>> begin Material for this exercise

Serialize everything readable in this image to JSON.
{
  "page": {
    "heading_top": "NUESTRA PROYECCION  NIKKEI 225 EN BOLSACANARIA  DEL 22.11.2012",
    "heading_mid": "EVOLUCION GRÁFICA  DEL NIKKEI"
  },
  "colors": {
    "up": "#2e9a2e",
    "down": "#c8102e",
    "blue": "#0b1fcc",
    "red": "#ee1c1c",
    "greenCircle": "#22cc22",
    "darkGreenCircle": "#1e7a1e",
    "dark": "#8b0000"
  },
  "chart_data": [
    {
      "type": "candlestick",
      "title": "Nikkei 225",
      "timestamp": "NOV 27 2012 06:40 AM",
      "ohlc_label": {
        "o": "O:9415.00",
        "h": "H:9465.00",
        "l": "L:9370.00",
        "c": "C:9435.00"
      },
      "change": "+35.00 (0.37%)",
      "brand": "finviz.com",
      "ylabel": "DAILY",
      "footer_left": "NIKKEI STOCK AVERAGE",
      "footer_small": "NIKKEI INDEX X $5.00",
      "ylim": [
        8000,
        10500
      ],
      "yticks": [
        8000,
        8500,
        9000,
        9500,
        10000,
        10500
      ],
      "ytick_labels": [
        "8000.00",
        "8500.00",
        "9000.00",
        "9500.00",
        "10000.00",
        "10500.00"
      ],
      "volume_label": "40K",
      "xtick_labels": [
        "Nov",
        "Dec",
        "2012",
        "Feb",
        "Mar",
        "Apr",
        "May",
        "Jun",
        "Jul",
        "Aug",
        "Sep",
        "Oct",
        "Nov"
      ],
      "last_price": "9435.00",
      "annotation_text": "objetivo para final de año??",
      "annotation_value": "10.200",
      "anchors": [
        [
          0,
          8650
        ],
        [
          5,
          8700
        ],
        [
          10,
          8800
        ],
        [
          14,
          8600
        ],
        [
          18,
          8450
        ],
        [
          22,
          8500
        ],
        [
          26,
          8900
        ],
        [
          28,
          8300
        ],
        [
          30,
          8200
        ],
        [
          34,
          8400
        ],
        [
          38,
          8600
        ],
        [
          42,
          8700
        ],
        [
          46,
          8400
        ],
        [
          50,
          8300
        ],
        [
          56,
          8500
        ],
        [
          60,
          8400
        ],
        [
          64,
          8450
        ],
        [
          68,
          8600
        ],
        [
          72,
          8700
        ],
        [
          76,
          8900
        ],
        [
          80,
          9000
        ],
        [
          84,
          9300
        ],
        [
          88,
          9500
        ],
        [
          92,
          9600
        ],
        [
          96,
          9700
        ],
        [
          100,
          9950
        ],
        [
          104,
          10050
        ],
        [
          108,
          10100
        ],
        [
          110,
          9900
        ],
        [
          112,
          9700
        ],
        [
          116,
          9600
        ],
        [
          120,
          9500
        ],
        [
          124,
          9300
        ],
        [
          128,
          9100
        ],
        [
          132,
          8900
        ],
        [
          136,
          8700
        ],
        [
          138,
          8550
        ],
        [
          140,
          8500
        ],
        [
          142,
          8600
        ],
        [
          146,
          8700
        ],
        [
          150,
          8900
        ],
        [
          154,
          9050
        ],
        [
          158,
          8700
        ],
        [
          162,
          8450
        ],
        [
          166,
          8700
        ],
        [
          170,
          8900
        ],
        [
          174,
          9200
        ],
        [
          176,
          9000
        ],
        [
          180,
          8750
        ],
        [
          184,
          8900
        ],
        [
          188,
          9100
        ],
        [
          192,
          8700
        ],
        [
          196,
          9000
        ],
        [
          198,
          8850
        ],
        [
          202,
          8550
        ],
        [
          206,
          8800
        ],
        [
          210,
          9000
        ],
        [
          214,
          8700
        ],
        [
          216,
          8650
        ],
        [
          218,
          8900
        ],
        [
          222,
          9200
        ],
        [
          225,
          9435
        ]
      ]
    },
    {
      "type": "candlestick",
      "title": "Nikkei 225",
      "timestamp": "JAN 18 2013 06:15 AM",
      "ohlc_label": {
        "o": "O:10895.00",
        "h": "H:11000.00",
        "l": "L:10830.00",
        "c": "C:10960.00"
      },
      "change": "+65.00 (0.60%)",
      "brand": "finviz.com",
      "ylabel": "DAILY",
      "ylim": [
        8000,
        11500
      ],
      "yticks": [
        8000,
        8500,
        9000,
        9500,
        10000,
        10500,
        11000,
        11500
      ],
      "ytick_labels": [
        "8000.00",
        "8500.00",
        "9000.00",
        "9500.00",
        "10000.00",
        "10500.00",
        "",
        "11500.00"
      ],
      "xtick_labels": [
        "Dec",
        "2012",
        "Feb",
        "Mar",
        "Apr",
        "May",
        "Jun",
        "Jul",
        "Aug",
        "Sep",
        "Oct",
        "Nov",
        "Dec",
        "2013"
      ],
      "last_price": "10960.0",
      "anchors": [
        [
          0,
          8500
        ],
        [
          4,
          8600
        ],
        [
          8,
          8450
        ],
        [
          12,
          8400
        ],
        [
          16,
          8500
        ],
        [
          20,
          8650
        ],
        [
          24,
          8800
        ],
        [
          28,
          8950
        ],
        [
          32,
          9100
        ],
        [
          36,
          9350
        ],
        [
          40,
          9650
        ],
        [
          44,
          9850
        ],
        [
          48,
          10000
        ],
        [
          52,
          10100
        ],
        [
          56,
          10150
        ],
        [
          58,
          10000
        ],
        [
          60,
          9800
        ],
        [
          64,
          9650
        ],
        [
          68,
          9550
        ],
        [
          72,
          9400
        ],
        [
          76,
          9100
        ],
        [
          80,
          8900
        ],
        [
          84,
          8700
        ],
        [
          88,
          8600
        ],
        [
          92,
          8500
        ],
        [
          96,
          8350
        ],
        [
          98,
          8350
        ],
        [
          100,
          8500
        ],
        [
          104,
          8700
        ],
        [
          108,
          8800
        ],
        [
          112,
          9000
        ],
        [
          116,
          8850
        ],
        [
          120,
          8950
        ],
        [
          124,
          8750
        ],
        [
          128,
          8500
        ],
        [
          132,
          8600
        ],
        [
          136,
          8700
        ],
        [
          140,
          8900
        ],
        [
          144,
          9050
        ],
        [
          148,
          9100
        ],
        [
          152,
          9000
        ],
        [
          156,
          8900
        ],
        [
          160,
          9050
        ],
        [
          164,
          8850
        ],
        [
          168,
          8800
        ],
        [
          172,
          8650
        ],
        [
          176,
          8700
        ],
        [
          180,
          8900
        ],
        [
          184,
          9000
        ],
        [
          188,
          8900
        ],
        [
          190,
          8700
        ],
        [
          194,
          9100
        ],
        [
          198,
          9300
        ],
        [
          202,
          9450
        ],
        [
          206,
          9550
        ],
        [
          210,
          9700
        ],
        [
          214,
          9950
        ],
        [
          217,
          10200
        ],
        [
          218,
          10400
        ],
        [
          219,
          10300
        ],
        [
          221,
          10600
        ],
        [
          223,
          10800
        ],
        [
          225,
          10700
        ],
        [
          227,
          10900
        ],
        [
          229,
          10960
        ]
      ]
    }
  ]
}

>> end Material for this exercise

Problem — Can you restate every record above word for word?

Exercise result —
Serialize everything readable in this image to JSON.
{
  "page": {
    "heading_top": "NUESTRA PROYECCION  NIKKEI 225 EN BOLSACANARIA  DEL 22.11.2012",
    "heading_mid": "EVOLUCION GRÁFICA  DEL NIKKEI"
  },
  "colors": {
    "up": "#2e9a2e",
    "down": "#c8102e",
    "blue": "#0b1fcc",
    "red": "#ee1c1c",
    "greenCircle": "#22cc22",
    "darkGreenCircle": "#1e7a1e",
    "dark": "#8b0000"
  },
  "chart_data": [
    {
      "type": "candlestick",
      "title": "Nikkei 225",
      "timestamp": "NOV 27 2012 06:40 AM",
      "ohlc_label": {
        "o": "O:9415.00",
        "h": "H:9465.00",
        "l": "L:9370.00",
        "c": "C:9435.00"
      },
      "change": "+35.00 (0.37%)",
      "brand": "finviz.com",
      "ylabel": "DAILY",
      "footer_left": "NIKKEI STOCK AVERAGE",
      "footer_small": "NIKKEI INDEX X $5.00",
      "ylim": [
        8000,
        10500
      ],
      "yticks": [
        8000,
        8500,
        9000,
        9500,
        10000,
        10500
      ],
      "ytick_labels": [
        "8000.00",
        "8500.00",
        "9000.00",
        "9500.00",
        "10000.00",
        "10500.00"
      ],
      "volume_label": "40K",
      "xtick_labels": [
        "Nov",
        "Dec",
        "2012",
        "Feb",
        "Mar",
        "Apr",
        "May",
        "Jun",
        "Jul",
        "Aug",
        "Sep",
        "Oct",
        "Nov"
      ],
      "last_price": "9435.00",
      "annotation_text": "objetivo para final de año??",
      "annotation_value": "10.200",
      "anchors": [
        [
          0,
          8650
        ],
        [
          5,
          8700
        ],
        [
          10,
          8800
        ],
        [
          14,
          8600
        ],
        [
          18,
          8450
        ],
        [
          22,
          8500
        ],
        [
          26,
          8900
        ],
        [
          28,
          8300
        ],
        [
          30,
          8200
        ],
        [
          34,
          8400
        ],
        [
          38,
          8600
        ],
        [
          42,
          8700
        ],
        [
          46,
          8400
        ],
        [
          50,
          8300
        ],
        [
          56,
          8500
        ],
        [
          60,
          8400
        ],
        [
          64,
          8450
        ],
        [
          68,
          8600
        ],
        [
          72,
          8700
        ],
        [
          76,
          8900
        ],
        [
          80,
          9000
        ],
        [
          84,
          9300
        ],
        [
          88,
          9500
        ],
        [
          92,
          9600
        ],
        [
          96,
          9700
        ],
        [
          100,
          9950
        ],
        [
          104,
          10050
        ],
        [
          108,
          10100
        ],
        [
          110,
          9900
        ],
        [
          112,
          9700
        ],
        [
          116,
          9600
        ],
        [
          120,
          9500
        ],
        [
          124,
          9300
        ],
        [
          128,
          9100
        ],
        [
          132,
          8900
        ],
        [
          136,
          8700
        ],
        [
          138,
          8550
        ],
        [
          140,
          8500
        ],
        [
          142,
          8600
        ],
        [
          146,
          8700
        ],
        [
          150,
          8900
        ],
        [
          154,
          9050
        ],
        [
          158,
          8700
        ],
        [
          162,
          8450
        ],
        [
          166,
          8700
        ],
        [
          170,
          8900
        ],
        [
          174,
          9200
        ],
        [
          176,
          9000
        ],
        [
          180,
          8750
        ],
        [
          184,
          8900
        ],
        [
          188,
          9100
        ],
        [
          192,
          8700
        ],
        [
          196,
          9000
        ],
        [
          198,
          8850
        ],
        [
          202,
          8550
        ],
        [
          206,
          8800
        ],
        [
          210,
          9000
        ],
        [
          214,
          8700
        ],
        [
          216,
          8650
        ],
        [
          218,
          8900
        ],
        [
          222,
          9200
        ],
        [
          225,
          9435
        ]
      ]
    },
    {
      "type": "candlestick",
      "title": "Nikkei 225",
      "timestamp": "JAN 18 2013 06:15 AM",
      "ohlc_label": {
        "o": "O:10895.00",
        "h": "H:11000.00",
        "l": "L:10830.00",
        "c": "C:10960.00"
      },
      "change": "+65.00 (0.60%)",
      "brand": "finviz.com",
      "ylabel": "DAILY",
      "ylim": [
        8000,
        11500
      ],
      "yticks": [
        8000,
        8500,
        9000,
        9500,
        10000,
        10500,
        11000,
        11500
      ],
      "ytick_labels": [
        "8000.00",
        "8500.00",
        "9000.00",
        "9500.00",
        "10000.00",
        "10500.00",
        "",
        "11500.00"
      ],
      "xtick_labels": [
        "Dec",
        "2012",
        "Feb",
        "Mar",
        "Apr",
        "May",
        "Jun",
        "Jul",
        "Aug",
        "Sep",
        "Oct",
        "Nov",
        "Dec",
        "2013"
      ],
      "last_price": "10960.0",
      "anchors": [
        [
          0,
          8500
        ],
        [
          4,
          8600
        ],
        [
          8,
          8450
        ],
        [
          12,
          8400
        ],
        [
          16,
          8500
        ],
        [
          20,
          8650
        ],
        [
          24,
          8800
        ],
        [
          28,
          8950
        ],
        [
          32,
          9100
        ],
        [
          36,
          9350
        ],
        [
          40,
          9650
        ],
        [
          44,
          9850
        ],
        [
          48,
          10000
        ],
        [
          52,
          10100
        ],
        [
          56,
          10150
        ],
        [
          58,
          10000
        ],
        [
          60,
          9800
        ],
        [
          64,
          9650
        ],
        [
          68,
          9550
        ],
        [
          72,
          9400
        ],
        [
          76,
          9100
        ],
        [
          80,
          8900
        ],
        [
          84,
          8700
        ],
        [
          88,
          8600
        ],
        [
          92,
          8500
        ],
        [
          96,
          8350
        ],
        [
          98,
          8350
        ],
        [
          100,
          8500
        ],
        [
          104,
          8700
        ],
        [
          108,
          8800
        ],
        [
          112,
          9000
        ],
        [
          116,
          8850
        ],
        [
          120,
          8950
        ],
        [
          124,
          8750
        ],
        [
          128,
          8500
        ],
        [
          132,
          8600
        ],
        [
          136,
          8700
        ],
        [
          140,
          8900
        ],
        [
          144,
          9050
        ],
        [
          148,
          9100
        ],
        [
          152,
          9000
        ],
        [
          156,
          8900
        ],
        [
          160,
          9050
        ],
        [
          164,
          8850
        ],
        [
          168,
          8800
        ],
        [
          172,
          8650
        ],
        [
          176,
          8700
        ],
        [
          180,
          8900
        ],
        [
          184,
          9000
        ],
        [
          188,
          8900
        ],
        [
          190,
          8700
        ],
        [
          194,
          9100
        ],
        [
          198,
          9300
        ],
        [
          202,
          9450
        ],
        [
          206,
          9550
        ],
        [
          210,
          9700
        ],
        [
          214,
          9950
        ],
        [
          217,
          10200
        ],
        [
          218,
          10400
        ],
        [
          219,
          10300
        ],
        [
          221,
          10600
        ],
        [
          223,
          10800
        ],
        [
          225,
          10700
        ],
        [
          227,
          10900
        ],
        [
          229,
          10960
        ]
      ]
    }
  ]
}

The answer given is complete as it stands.